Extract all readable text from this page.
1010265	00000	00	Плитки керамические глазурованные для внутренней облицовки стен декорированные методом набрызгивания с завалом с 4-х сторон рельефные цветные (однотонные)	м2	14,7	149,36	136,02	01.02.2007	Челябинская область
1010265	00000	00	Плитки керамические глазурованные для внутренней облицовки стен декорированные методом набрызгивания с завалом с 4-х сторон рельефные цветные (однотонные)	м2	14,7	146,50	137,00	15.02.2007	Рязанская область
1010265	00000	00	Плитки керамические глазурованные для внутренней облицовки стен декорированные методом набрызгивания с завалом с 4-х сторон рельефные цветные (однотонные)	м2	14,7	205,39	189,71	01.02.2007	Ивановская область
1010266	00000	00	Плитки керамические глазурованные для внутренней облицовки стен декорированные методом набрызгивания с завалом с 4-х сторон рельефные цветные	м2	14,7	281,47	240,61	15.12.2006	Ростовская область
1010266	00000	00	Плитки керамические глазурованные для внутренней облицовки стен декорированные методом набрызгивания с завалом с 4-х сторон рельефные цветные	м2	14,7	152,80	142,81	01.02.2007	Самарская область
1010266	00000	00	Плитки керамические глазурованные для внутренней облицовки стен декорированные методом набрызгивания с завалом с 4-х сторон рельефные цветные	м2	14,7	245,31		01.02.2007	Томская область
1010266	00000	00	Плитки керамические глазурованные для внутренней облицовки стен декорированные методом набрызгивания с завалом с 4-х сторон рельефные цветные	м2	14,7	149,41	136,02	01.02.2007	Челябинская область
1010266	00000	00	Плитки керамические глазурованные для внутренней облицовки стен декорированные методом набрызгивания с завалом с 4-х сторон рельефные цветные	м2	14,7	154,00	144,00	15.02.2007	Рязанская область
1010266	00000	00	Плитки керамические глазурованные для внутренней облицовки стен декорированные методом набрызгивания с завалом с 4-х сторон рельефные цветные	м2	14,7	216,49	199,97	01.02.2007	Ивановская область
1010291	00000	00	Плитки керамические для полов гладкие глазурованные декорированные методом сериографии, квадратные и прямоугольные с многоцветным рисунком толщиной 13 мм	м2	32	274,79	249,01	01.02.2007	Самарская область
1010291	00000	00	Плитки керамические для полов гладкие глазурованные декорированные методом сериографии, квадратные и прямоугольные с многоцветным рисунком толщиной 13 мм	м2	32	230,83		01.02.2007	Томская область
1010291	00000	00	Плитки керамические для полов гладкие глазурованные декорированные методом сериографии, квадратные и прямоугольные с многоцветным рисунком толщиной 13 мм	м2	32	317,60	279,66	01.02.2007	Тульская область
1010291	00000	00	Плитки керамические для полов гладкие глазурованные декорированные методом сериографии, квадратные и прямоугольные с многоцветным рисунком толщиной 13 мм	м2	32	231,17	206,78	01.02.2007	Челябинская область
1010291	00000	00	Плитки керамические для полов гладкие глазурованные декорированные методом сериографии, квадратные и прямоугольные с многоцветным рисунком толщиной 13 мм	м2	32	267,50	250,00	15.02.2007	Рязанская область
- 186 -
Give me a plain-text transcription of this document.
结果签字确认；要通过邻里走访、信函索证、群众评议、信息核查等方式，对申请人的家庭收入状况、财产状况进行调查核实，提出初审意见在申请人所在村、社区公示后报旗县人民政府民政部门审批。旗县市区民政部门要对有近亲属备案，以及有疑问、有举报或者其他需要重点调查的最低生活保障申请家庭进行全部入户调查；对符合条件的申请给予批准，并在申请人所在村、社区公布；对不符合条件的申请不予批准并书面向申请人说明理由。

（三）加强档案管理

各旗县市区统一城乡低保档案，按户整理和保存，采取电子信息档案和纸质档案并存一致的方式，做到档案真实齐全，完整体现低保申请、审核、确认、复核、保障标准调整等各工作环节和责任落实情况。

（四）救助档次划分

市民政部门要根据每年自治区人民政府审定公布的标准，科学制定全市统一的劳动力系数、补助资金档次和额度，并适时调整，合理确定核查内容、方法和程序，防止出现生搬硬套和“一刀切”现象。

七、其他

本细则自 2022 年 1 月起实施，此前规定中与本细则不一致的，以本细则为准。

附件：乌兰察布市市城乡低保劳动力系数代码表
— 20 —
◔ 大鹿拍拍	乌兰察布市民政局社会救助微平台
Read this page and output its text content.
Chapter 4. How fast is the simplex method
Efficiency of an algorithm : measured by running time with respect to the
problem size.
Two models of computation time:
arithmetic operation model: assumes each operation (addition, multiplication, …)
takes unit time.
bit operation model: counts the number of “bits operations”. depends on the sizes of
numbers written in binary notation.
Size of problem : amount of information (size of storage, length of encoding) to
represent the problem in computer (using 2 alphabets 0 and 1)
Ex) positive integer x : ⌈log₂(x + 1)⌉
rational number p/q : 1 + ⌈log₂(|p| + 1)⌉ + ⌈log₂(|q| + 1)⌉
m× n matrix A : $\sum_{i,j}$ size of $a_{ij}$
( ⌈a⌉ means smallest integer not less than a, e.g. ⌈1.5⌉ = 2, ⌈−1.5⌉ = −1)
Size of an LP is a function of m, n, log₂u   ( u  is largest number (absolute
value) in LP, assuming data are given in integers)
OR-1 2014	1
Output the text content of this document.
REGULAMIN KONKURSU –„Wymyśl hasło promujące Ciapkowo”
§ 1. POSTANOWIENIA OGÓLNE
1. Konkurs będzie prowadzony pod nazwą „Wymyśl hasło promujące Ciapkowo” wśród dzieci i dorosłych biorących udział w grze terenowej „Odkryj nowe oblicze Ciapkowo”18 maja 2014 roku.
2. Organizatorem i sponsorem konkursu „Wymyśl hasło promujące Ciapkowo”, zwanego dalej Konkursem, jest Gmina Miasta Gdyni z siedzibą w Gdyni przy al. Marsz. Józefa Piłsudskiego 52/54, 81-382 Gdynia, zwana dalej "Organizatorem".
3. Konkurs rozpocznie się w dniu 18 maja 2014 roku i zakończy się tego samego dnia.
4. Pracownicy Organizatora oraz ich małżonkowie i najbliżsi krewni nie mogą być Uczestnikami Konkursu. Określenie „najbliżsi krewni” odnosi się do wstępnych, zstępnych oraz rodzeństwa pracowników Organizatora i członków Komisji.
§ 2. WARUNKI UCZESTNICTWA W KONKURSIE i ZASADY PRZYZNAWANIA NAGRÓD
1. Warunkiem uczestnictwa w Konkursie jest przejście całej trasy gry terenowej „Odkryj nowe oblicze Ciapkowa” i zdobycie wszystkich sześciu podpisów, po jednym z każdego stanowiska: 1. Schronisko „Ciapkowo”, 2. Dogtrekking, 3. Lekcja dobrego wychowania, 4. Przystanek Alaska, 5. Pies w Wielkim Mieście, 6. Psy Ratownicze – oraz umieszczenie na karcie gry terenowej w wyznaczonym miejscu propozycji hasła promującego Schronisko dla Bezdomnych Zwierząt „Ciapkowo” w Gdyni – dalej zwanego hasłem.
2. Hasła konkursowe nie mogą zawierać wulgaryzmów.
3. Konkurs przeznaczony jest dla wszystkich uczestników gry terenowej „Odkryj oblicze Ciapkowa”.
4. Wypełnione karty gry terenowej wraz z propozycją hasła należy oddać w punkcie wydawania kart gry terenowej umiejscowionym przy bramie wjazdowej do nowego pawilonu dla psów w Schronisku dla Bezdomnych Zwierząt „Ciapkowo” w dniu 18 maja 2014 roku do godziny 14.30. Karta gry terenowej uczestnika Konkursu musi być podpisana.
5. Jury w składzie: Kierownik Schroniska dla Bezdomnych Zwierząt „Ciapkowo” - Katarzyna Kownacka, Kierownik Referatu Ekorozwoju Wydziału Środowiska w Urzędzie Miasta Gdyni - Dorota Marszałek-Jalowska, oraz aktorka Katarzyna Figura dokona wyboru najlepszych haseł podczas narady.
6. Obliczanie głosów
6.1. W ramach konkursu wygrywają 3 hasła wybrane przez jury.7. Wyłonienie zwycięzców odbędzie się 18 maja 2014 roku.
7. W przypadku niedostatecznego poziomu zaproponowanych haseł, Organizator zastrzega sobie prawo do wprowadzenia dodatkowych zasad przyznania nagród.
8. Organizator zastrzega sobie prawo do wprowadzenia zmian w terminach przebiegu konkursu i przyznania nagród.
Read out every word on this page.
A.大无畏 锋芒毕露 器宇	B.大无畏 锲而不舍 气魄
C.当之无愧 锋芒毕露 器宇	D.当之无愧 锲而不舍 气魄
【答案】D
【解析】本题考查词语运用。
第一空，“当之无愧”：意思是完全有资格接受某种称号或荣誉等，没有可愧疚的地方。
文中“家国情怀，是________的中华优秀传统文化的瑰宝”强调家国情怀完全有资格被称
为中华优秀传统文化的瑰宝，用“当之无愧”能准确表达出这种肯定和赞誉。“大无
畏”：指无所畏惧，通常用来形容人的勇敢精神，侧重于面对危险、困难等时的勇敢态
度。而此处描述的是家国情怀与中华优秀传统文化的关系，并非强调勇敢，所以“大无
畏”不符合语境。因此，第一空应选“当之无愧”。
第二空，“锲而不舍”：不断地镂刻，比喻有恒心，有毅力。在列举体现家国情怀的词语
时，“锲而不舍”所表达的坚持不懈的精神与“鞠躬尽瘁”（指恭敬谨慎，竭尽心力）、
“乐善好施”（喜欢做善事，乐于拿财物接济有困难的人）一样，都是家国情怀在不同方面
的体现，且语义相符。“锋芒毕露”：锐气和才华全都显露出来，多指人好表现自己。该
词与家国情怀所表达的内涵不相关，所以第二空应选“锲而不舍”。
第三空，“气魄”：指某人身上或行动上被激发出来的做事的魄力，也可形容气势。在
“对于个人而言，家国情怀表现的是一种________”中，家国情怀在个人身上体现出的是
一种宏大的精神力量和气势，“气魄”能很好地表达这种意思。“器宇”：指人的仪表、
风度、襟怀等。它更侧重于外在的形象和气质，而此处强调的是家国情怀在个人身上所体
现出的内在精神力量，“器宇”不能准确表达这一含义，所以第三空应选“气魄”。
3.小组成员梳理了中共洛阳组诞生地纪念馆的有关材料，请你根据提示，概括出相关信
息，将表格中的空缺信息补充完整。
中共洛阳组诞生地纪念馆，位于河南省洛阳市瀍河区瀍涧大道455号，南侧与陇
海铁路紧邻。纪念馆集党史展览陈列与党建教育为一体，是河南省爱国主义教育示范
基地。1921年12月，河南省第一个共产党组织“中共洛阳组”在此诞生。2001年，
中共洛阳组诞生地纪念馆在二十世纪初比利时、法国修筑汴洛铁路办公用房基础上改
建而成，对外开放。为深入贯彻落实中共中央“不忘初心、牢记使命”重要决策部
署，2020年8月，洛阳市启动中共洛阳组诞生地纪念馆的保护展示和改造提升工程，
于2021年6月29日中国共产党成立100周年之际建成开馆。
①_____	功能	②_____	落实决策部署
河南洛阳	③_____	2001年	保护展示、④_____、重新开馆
☆ ☆ ☆ ☆ ☆
• [YOUR INSTRUCTIONS]: Return, word for word, every line from the line with "Read out every word on this page." to the final line of the data.

• [REPLY]:
Read out every word on this page.
A.大无畏 锋芒毕露 器宇	B.大无畏 锲而不舍 气魄
C.当之无愧 锋芒毕露 器宇	D.当之无愧 锲而不舍 气魄
【答案】D
【解析】本题考查词语运用。
第一空，“当之无愧”：意思是完全有资格接受某种称号或荣誉等，没有可愧疚的地方。
文中“家国情怀，是________的中华优秀传统文化的瑰宝”强调家国情怀完全有资格被称
为中华优秀传统文化的瑰宝，用“当之无愧”能准确表达出这种肯定和赞誉。“大无
畏”：指无所畏惧，通常用来形容人的勇敢精神，侧重于面对危险、困难等时的勇敢态
度。而此处描述的是家国情怀与中华优秀传统文化的关系，并非强调勇敢，所以“大无
畏”不符合语境。因此，第一空应选“当之无愧”。
第二空，“锲而不舍”：不断地镂刻，比喻有恒心，有毅力。在列举体现家国情怀的词语
时，“锲而不舍”所表达的坚持不懈的精神与“鞠躬尽瘁”（指恭敬谨慎，竭尽心力）、
“乐善好施”（喜欢做善事，乐于拿财物接济有困难的人）一样，都是家国情怀在不同方面
的体现，且语义相符。“锋芒毕露”：锐气和才华全都显露出来，多指人好表现自己。该
词与家国情怀所表达的内涵不相关，所以第二空应选“锲而不舍”。
第三空，“气魄”：指某人身上或行动上被激发出来的做事的魄力，也可形容气势。在
“对于个人而言，家国情怀表现的是一种________”中，家国情怀在个人身上体现出的是
一种宏大的精神力量和气势，“气魄”能很好地表达这种意思。“器宇”：指人的仪表、
风度、襟怀等。它更侧重于外在的形象和气质，而此处强调的是家国情怀在个人身上所体
现出的内在精神力量，“器宇”不能准确表达这一含义，所以第三空应选“气魄”。
3.小组成员梳理了中共洛阳组诞生地纪念馆的有关材料，请你根据提示，概括出相关信
息，将表格中的空缺信息补充完整。
中共洛阳组诞生地纪念馆，位于河南省洛阳市瀍河区瀍涧大道455号，南侧与陇
海铁路紧邻。纪念馆集党史展览陈列与党建教育为一体，是河南省爱国主义教育示范
基地。1921年12月，河南省第一个共产党组织“中共洛阳组”在此诞生。2001年，
中共洛阳组诞生地纪念馆在二十世纪初比利时、法国修筑汴洛铁路办公用房基础上改
建而成，对外开放。为深入贯彻落实中共中央“不忘初心、牢记使命”重要决策部
署，2020年8月，洛阳市启动中共洛阳组诞生地纪念馆的保护展示和改造提升工程，
于2021年6月29日中国共产党成立100周年之际建成开馆。
①_____	功能	②_____	落实决策部署
河南洛阳	③_____	2001年	保护展示、④_____、重新开馆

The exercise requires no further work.